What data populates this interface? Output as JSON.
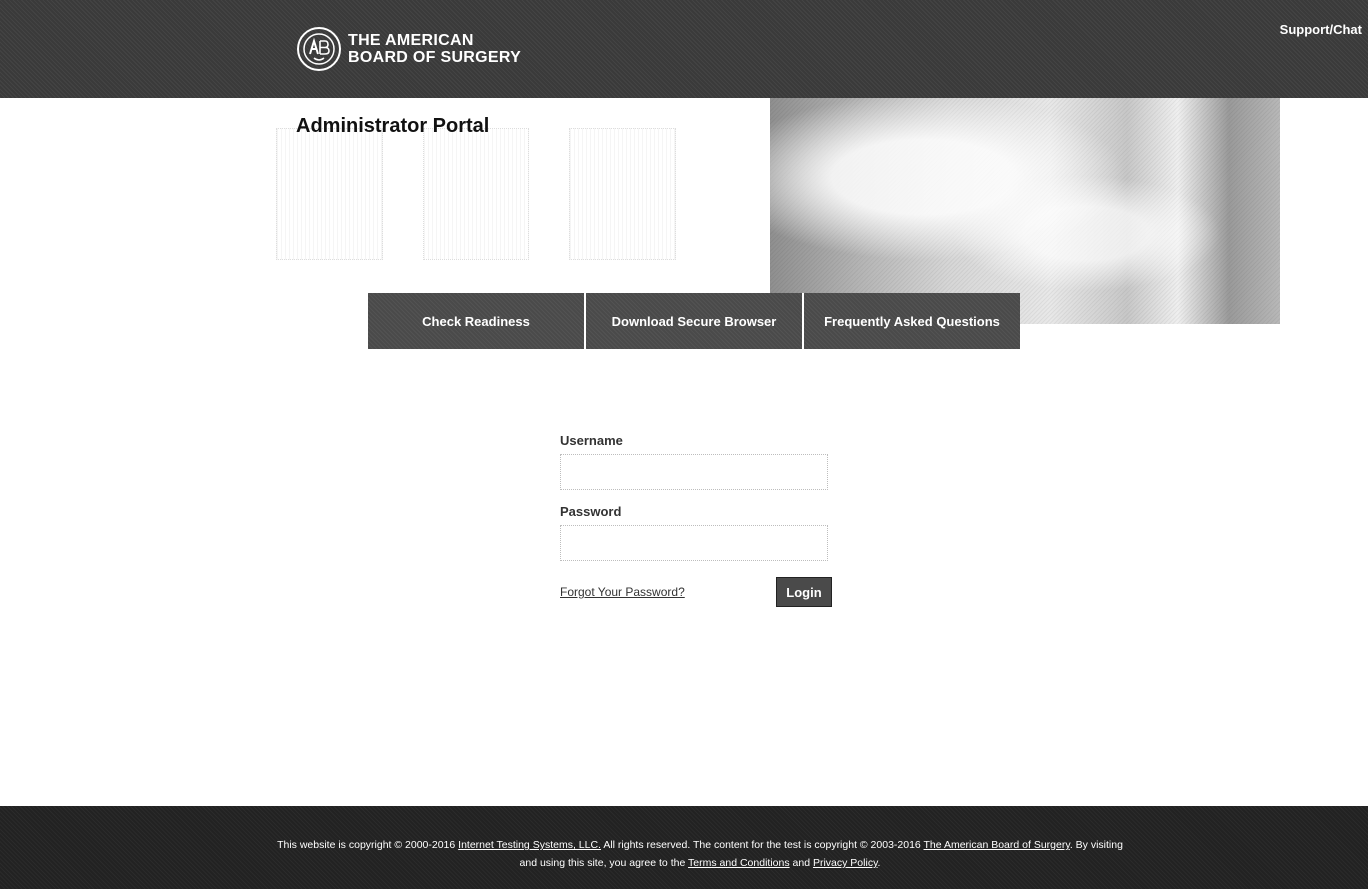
{
  "header": {
    "logo_line1": "THE AMERICAN",
    "logo_line2": "BOARD OF SURGERY",
    "support_label": "Support/Chat"
  },
  "banner": {
    "title": "Administrator Portal",
    "nav": {
      "check_readiness": "Check Readiness",
      "download_browser": "Download Secure Browser",
      "faq": "Frequently Asked Questions"
    }
  },
  "login": {
    "username_label": "Username",
    "username_value": "",
    "password_label": "Password",
    "password_value": "",
    "forgot_label": "Forgot Your Password?",
    "login_label": "Login"
  },
  "footer": {
    "text1": "This website is copyright © 2000-2016",
    "link_its": "Internet Testing Systems, LLC.",
    "text2": "All rights reserved. The content for the test is copyright © 2003-2016",
    "link_abs": "The American Board of Surgery",
    "text3": ". By visiting and using this site, you agree to the",
    "link_terms": "Terms and Conditions",
    "text4": "and",
    "link_privacy": "Privacy Policy",
    "text5": "."
  },
  "colors": {
    "header_bg": "#3a3a3a",
    "nav_button_bg": "#4a4a4a",
    "footer_bg": "#222222"
  }
}
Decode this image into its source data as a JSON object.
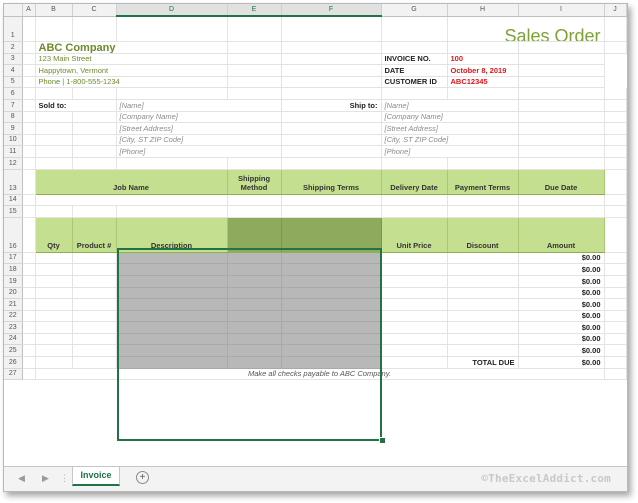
{
  "columns": [
    "A",
    "B",
    "C",
    "D",
    "E",
    "F",
    "G",
    "H",
    "I",
    "J"
  ],
  "rows": [
    "1",
    "2",
    "3",
    "4",
    "5",
    "6",
    "7",
    "8",
    "9",
    "10",
    "11",
    "12",
    "13",
    "14",
    "15",
    "16",
    "17",
    "18",
    "19",
    "20",
    "21",
    "22",
    "23",
    "24",
    "25",
    "26",
    "27"
  ],
  "title": "Sales Order",
  "company": {
    "name": "ABC Company",
    "street": "123 Main Street",
    "city": "Happytown, Vermont",
    "phone": "Phone | 1-800-555-1234"
  },
  "meta": [
    {
      "label": "INVOICE NO.",
      "value": "100"
    },
    {
      "label": "DATE",
      "value": "October 8, 2019"
    },
    {
      "label": "CUSTOMER ID",
      "value": "ABC12345"
    }
  ],
  "sold_to": {
    "label": "Sold to:",
    "lines": [
      "[Name]",
      "[Company Name]",
      "[Street Address]",
      "[City, ST  ZIP Code]",
      "[Phone]"
    ]
  },
  "ship_to": {
    "label": "Ship to:",
    "lines": [
      "[Name]",
      "[Company Name]",
      "[Street Address]",
      "[City, ST  ZIP Code]",
      "[Phone]"
    ]
  },
  "job_header": {
    "job_name": "Job Name",
    "shipping_method": "Shipping Method",
    "shipping_terms": "Shipping Terms",
    "delivery_date": "Delivery Date",
    "payment_terms": "Payment Terms",
    "due_date": "Due Date"
  },
  "items_header": {
    "qty": "Qty",
    "product": "Product #",
    "description": "Description",
    "unit_price": "Unit Price",
    "discount": "Discount",
    "amount": "Amount"
  },
  "line_amounts": [
    "$0.00",
    "$0.00",
    "$0.00",
    "$0.00",
    "$0.00",
    "$0.00",
    "$0.00",
    "$0.00",
    "$0.00"
  ],
  "total": {
    "label": "TOTAL DUE",
    "value": "$0.00"
  },
  "note": "Make all checks payable to ABC Company.",
  "sheet_tab": "Invoice",
  "watermark": "©TheExcelAddict.com"
}
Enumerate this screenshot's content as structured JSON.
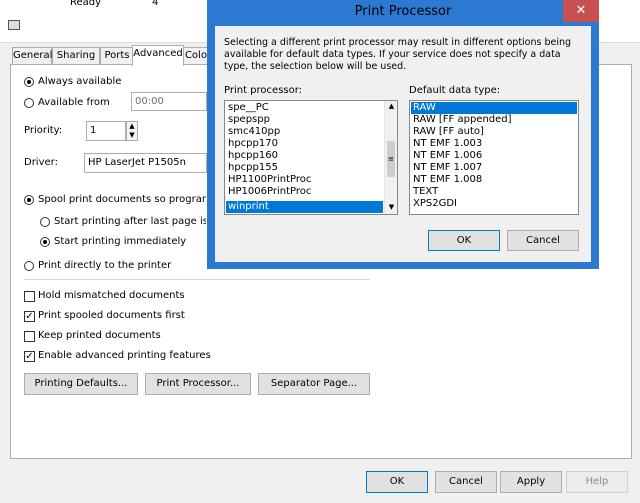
{
  "top_strip": {
    "status": "Ready",
    "count": "4"
  },
  "tabs": [
    "General",
    "Sharing",
    "Ports",
    "Advanced",
    "Color"
  ],
  "availability": {
    "always_label": "Always available",
    "from_label": "Available from",
    "from_time": "00:00"
  },
  "priority": {
    "label": "Priority:",
    "value": "1"
  },
  "driver": {
    "label": "Driver:",
    "value": "HP LaserJet P1505n"
  },
  "spool": {
    "spool_label": "Spool print documents so program fini",
    "after_last_label": "Start printing after last page is spoo",
    "immediately_label": "Start printing immediately",
    "direct_label": "Print directly to the printer"
  },
  "checkboxes": [
    {
      "label": "Hold mismatched documents",
      "checked": false
    },
    {
      "label": "Print spooled documents first",
      "checked": true
    },
    {
      "label": "Keep printed documents",
      "checked": false
    },
    {
      "label": "Enable advanced printing features",
      "checked": true
    }
  ],
  "panel_buttons": {
    "defaults": "Printing Defaults...",
    "processor": "Print Processor...",
    "separator": "Separator Page..."
  },
  "bottom_buttons": {
    "ok": "OK",
    "cancel": "Cancel",
    "apply": "Apply",
    "help": "Help"
  },
  "dialog": {
    "title": "Print Processor",
    "close": "✕",
    "message": "Selecting a different print processor may result in different options being available for default data types. If your service does not specify a data type, the selection below will be used.",
    "processor_label": "Print processor:",
    "datatype_label": "Default data type:",
    "processors": [
      "spe__PC",
      "spepspp",
      "smc410pp",
      "hpcpp170",
      "hpcpp160",
      "hpcpp155",
      "HP1100PrintProc",
      "HP1006PrintProc",
      "winprint"
    ],
    "selected_processor": "winprint",
    "datatypes": [
      "RAW",
      "RAW [FF appended]",
      "RAW [FF auto]",
      "NT EMF 1.003",
      "NT EMF 1.006",
      "NT EMF 1.007",
      "NT EMF 1.008",
      "TEXT",
      "XPS2GDI"
    ],
    "selected_datatype": "RAW",
    "ok": "OK",
    "cancel": "Cancel"
  },
  "colors": {
    "accent": "#0078d7",
    "title_bar": "#2b79d1",
    "close_red": "#c75050",
    "dialog_bg": "#f0f0f0"
  }
}
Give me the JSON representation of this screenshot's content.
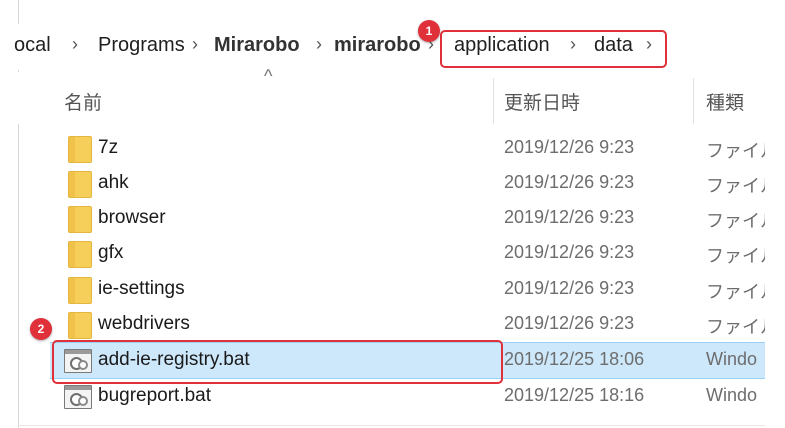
{
  "breadcrumb": {
    "items": [
      {
        "label": "ocal",
        "bold": false
      },
      {
        "label": "Programs",
        "bold": false
      },
      {
        "label": "Mirarobo",
        "bold": true
      },
      {
        "label": "mirarobo",
        "bold": true
      },
      {
        "label": "application",
        "bold": false
      },
      {
        "label": "data",
        "bold": false
      }
    ],
    "separator": "›"
  },
  "columns": {
    "name": "名前",
    "date": "更新日時",
    "type": "種類",
    "sort_indicator": "^"
  },
  "callouts": {
    "one": "1",
    "two": "2"
  },
  "files": [
    {
      "name": "7z",
      "date": "2019/12/26 9:23",
      "type": "ファイル",
      "kind": "folder",
      "selected": false
    },
    {
      "name": "ahk",
      "date": "2019/12/26 9:23",
      "type": "ファイル",
      "kind": "folder",
      "selected": false
    },
    {
      "name": "browser",
      "date": "2019/12/26 9:23",
      "type": "ファイル",
      "kind": "folder",
      "selected": false
    },
    {
      "name": "gfx",
      "date": "2019/12/26 9:23",
      "type": "ファイル",
      "kind": "folder",
      "selected": false
    },
    {
      "name": "ie-settings",
      "date": "2019/12/26 9:23",
      "type": "ファイル",
      "kind": "folder",
      "selected": false
    },
    {
      "name": "webdrivers",
      "date": "2019/12/26 9:23",
      "type": "ファイル",
      "kind": "folder",
      "selected": false
    },
    {
      "name": "add-ie-registry.bat",
      "date": "2019/12/25 18:06",
      "type": "Windo",
      "kind": "bat",
      "selected": true
    },
    {
      "name": "bugreport.bat",
      "date": "2019/12/25 18:16",
      "type": "Windo",
      "kind": "bat",
      "selected": false
    }
  ],
  "colors": {
    "highlight": "#e0303a",
    "selection": "#cde8fb"
  }
}
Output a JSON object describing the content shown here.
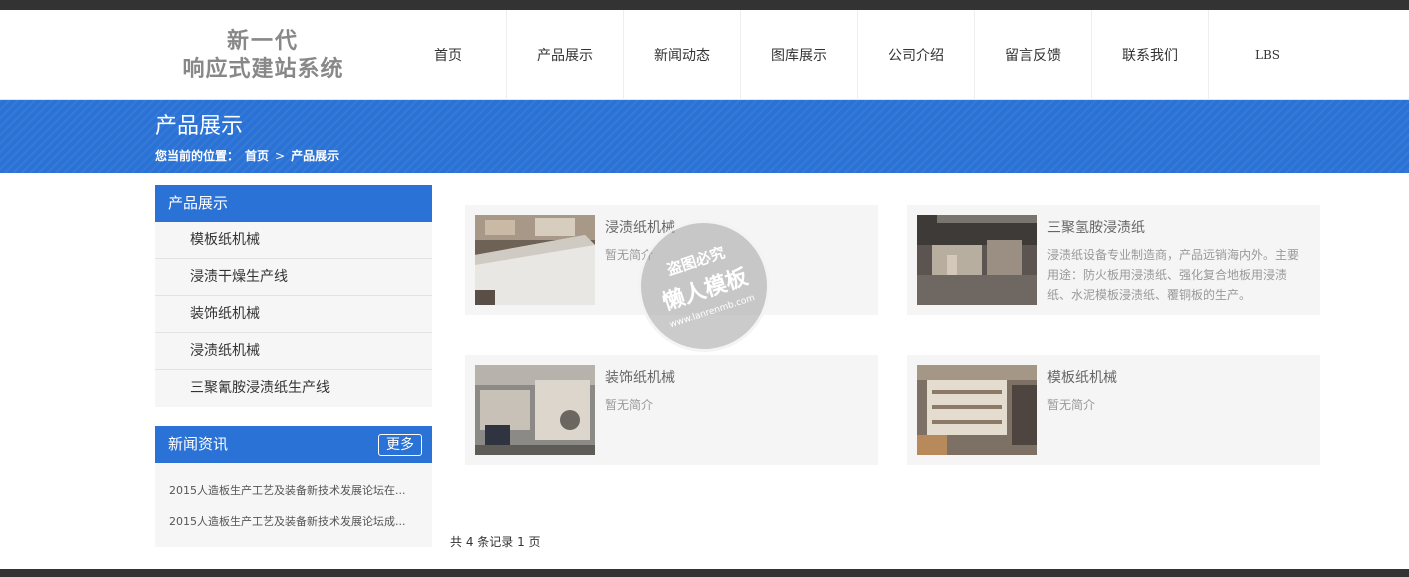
{
  "header": {
    "logo_line1": "新一代",
    "logo_line2": "响应式建站系统",
    "nav": [
      "首页",
      "产品展示",
      "新闻动态",
      "图库展示",
      "公司介绍",
      "留言反馈",
      "联系我们",
      "LBS"
    ]
  },
  "banner": {
    "title": "产品展示",
    "crumb_label": "您当前的位置：",
    "crumb_home": "首页",
    "crumb_sep": ">",
    "crumb_current": "产品展示"
  },
  "sidebar": {
    "title": "产品展示",
    "items": [
      "模板纸机械",
      "浸渍干燥生产线",
      "装饰纸机械",
      "浸渍纸机械",
      "三聚氰胺浸渍纸生产线"
    ]
  },
  "news": {
    "title": "新闻资讯",
    "more": "更多",
    "items": [
      "2015人造板生产工艺及装备新技术发展论坛在...",
      "2015人造板生产工艺及装备新技术发展论坛成..."
    ]
  },
  "products": [
    {
      "title": "浸渍纸机械",
      "desc": "暂无简介"
    },
    {
      "title": "三聚氢胺浸渍纸",
      "desc": "浸渍纸设备专业制造商，产品远销海内外。主要用途：防火板用浸渍纸、强化复合地板用浸渍纸、水泥模板浸渍纸、覆铜板的生产。"
    },
    {
      "title": "装饰纸机械",
      "desc": "暂无简介"
    },
    {
      "title": "模板纸机械",
      "desc": "暂无简介"
    }
  ],
  "pager": "共 4 条记录 1 页",
  "watermark": {
    "line1": "盗图必究",
    "line2": "懒人模板",
    "line3": "www.lanrenmb.com"
  },
  "colors": {
    "accent": "#2a72d5",
    "dark_bar": "#333333"
  }
}
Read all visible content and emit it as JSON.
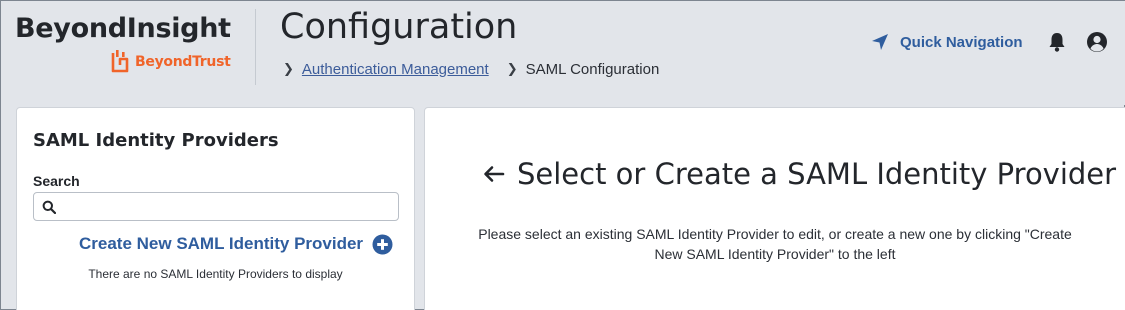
{
  "brand": {
    "product": "BeyondInsight",
    "company": "BeyondTrust",
    "accent_color": "#f0642a"
  },
  "header": {
    "title": "Configuration",
    "breadcrumb": {
      "link_label": "Authentication Management",
      "current_label": "SAML Configuration"
    },
    "quick_nav_label": "Quick Navigation",
    "icons": [
      "location-arrow-icon",
      "bell-icon",
      "user-circle-icon"
    ]
  },
  "sidebar": {
    "title": "SAML Identity Providers",
    "search_label": "Search",
    "search_value": "",
    "search_placeholder": "",
    "create_label": "Create New SAML Identity Provider",
    "empty_message": "There are no SAML Identity Providers to display"
  },
  "main": {
    "heading": "Select or Create a SAML Identity Provider",
    "description": "Please select an existing SAML Identity Provider to edit, or create a new one by clicking \"Create New SAML Identity Provider\" to the left"
  },
  "colors": {
    "link": "#2f5d9e",
    "background": "#e2e5ea",
    "panel": "#ffffff"
  }
}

Direction: Of the lines in the entries, how many include the word "Start"? State only the number.

Solution to the problem: 2